■ DIRECTIONS FOR THIS TASK: Please rewrite the rows from the first one through the line holding "search-input[interactable] xyxy=(900,218,1580,274)", inclusive, swapping "search-box" for "search-field" and leaving everything else unchanged.

■ THE DATA:
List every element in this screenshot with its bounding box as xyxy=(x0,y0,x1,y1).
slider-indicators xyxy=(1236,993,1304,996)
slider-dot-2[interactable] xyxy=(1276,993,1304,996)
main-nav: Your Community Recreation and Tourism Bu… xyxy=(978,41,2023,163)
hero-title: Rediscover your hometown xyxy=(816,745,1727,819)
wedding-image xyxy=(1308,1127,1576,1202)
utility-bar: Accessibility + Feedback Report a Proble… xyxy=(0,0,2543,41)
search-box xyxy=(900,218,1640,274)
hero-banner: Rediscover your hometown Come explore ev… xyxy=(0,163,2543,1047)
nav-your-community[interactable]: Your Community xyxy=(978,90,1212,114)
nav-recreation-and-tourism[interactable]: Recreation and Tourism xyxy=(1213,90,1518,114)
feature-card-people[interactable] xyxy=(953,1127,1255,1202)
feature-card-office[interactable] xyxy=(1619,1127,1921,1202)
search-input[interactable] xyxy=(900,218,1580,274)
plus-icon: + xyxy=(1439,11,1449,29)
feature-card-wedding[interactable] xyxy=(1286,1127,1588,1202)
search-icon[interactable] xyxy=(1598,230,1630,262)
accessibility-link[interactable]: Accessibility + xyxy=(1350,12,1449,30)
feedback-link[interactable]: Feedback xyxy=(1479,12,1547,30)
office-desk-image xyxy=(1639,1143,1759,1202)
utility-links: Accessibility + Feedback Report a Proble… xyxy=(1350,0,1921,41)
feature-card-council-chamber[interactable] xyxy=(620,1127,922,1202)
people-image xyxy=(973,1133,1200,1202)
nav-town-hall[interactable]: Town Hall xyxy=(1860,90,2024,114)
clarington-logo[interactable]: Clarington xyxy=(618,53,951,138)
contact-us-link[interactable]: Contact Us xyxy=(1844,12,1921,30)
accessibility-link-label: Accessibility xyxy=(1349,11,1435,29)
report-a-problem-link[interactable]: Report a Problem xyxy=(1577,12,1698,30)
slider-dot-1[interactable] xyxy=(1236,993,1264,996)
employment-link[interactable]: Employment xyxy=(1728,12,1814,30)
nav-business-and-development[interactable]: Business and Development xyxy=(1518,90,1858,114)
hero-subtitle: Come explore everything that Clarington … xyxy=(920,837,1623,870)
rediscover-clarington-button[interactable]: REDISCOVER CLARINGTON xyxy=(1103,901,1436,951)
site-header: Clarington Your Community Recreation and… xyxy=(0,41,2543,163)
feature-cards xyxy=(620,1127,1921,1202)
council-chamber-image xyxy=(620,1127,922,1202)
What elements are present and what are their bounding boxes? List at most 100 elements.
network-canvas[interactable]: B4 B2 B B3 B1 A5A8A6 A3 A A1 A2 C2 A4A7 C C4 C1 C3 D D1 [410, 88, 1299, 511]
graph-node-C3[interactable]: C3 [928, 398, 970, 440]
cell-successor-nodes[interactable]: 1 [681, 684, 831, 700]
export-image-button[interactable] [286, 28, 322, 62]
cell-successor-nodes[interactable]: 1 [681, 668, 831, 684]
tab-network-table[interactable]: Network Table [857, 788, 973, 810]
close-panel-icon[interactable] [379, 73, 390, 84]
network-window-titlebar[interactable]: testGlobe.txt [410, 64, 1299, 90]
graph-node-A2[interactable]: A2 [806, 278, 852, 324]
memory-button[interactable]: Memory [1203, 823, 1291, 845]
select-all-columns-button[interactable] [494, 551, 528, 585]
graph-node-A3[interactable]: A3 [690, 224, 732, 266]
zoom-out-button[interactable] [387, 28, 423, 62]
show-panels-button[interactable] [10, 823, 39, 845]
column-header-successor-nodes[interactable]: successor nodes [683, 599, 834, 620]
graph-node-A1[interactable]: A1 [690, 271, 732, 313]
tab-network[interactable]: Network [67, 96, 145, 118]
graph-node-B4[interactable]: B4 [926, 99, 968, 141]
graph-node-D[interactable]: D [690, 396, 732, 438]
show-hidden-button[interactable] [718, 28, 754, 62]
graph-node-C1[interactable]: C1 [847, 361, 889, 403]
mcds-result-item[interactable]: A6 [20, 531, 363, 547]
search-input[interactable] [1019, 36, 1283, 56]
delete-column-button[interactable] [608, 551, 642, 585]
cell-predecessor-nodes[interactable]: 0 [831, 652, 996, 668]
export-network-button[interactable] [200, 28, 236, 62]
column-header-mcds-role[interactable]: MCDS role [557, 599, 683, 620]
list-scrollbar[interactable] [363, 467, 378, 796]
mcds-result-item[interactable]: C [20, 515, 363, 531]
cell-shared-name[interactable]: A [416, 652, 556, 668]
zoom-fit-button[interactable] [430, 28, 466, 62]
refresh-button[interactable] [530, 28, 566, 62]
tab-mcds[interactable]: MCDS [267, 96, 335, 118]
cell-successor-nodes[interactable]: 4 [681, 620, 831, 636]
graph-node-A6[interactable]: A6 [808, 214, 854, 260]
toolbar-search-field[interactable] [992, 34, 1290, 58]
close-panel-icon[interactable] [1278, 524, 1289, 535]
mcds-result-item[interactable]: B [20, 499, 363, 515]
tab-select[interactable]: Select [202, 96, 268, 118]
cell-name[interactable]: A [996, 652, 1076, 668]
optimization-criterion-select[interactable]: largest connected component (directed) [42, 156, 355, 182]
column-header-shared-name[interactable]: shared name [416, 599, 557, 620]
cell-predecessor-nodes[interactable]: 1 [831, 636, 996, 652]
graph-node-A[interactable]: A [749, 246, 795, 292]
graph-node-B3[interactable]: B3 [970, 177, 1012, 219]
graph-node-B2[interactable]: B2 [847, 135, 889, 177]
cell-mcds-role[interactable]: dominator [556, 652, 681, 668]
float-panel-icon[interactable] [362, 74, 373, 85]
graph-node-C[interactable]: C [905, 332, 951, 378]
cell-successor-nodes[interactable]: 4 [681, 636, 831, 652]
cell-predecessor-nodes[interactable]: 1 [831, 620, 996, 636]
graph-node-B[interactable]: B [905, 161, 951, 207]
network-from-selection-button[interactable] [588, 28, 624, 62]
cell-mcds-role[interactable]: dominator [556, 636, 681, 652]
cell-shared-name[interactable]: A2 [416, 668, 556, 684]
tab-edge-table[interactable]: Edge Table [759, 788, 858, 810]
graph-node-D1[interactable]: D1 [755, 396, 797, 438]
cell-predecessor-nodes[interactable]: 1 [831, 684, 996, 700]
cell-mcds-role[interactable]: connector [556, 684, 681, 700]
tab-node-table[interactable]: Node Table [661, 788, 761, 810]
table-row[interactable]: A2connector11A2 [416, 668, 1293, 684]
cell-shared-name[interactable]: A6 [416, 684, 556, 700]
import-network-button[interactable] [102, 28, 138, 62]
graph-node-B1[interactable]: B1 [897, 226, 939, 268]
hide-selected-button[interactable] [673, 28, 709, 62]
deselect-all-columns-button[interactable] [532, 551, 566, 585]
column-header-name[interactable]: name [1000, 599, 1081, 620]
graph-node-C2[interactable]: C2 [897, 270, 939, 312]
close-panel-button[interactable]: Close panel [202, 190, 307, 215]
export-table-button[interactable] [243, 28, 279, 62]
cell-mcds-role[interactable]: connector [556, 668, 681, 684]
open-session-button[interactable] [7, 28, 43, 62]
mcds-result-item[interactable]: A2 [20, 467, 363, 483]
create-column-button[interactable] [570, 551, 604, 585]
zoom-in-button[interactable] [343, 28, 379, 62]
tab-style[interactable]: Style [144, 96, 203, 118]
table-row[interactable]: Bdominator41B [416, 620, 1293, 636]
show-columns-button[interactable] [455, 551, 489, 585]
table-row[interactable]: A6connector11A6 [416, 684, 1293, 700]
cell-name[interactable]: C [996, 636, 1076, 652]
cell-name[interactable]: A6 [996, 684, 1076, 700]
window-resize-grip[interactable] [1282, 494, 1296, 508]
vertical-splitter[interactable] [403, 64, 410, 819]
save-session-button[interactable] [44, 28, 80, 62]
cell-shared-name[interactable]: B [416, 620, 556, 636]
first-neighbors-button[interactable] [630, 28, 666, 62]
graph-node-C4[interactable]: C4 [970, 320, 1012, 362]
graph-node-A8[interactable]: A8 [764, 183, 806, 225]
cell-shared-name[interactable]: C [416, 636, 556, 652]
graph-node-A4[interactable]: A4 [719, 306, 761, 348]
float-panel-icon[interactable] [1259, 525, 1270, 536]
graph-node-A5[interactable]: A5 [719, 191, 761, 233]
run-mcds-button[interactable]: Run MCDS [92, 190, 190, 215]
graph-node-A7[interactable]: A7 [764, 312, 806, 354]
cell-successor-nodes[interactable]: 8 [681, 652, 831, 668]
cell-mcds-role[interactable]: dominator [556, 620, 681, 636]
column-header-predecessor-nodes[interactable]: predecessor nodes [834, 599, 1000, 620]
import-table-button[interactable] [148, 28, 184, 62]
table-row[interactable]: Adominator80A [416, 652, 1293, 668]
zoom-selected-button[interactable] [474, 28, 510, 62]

■ EXERCISE RESPONSE:
List every element in this screenshot with its bounding box as xyxy=(x0,y0,x1,y1).
slider-indicators xyxy=(1236,993,1304,996)
slider-dot-2[interactable] xyxy=(1276,993,1304,996)
main-nav: Your Community Recreation and Tourism Bu… xyxy=(978,41,2023,163)
hero-title: Rediscover your hometown xyxy=(816,745,1727,819)
wedding-image xyxy=(1308,1127,1576,1202)
utility-bar: Accessibility + Feedback Report a Proble… xyxy=(0,0,2543,41)
search-field xyxy=(900,218,1640,274)
hero-banner: Rediscover your hometown Come explore ev… xyxy=(0,163,2543,1047)
nav-your-community[interactable]: Your Community xyxy=(978,90,1212,114)
nav-recreation-and-tourism[interactable]: Recreation and Tourism xyxy=(1213,90,1518,114)
feature-card-people[interactable] xyxy=(953,1127,1255,1202)
feature-card-office[interactable] xyxy=(1619,1127,1921,1202)
search-input[interactable] xyxy=(900,218,1580,274)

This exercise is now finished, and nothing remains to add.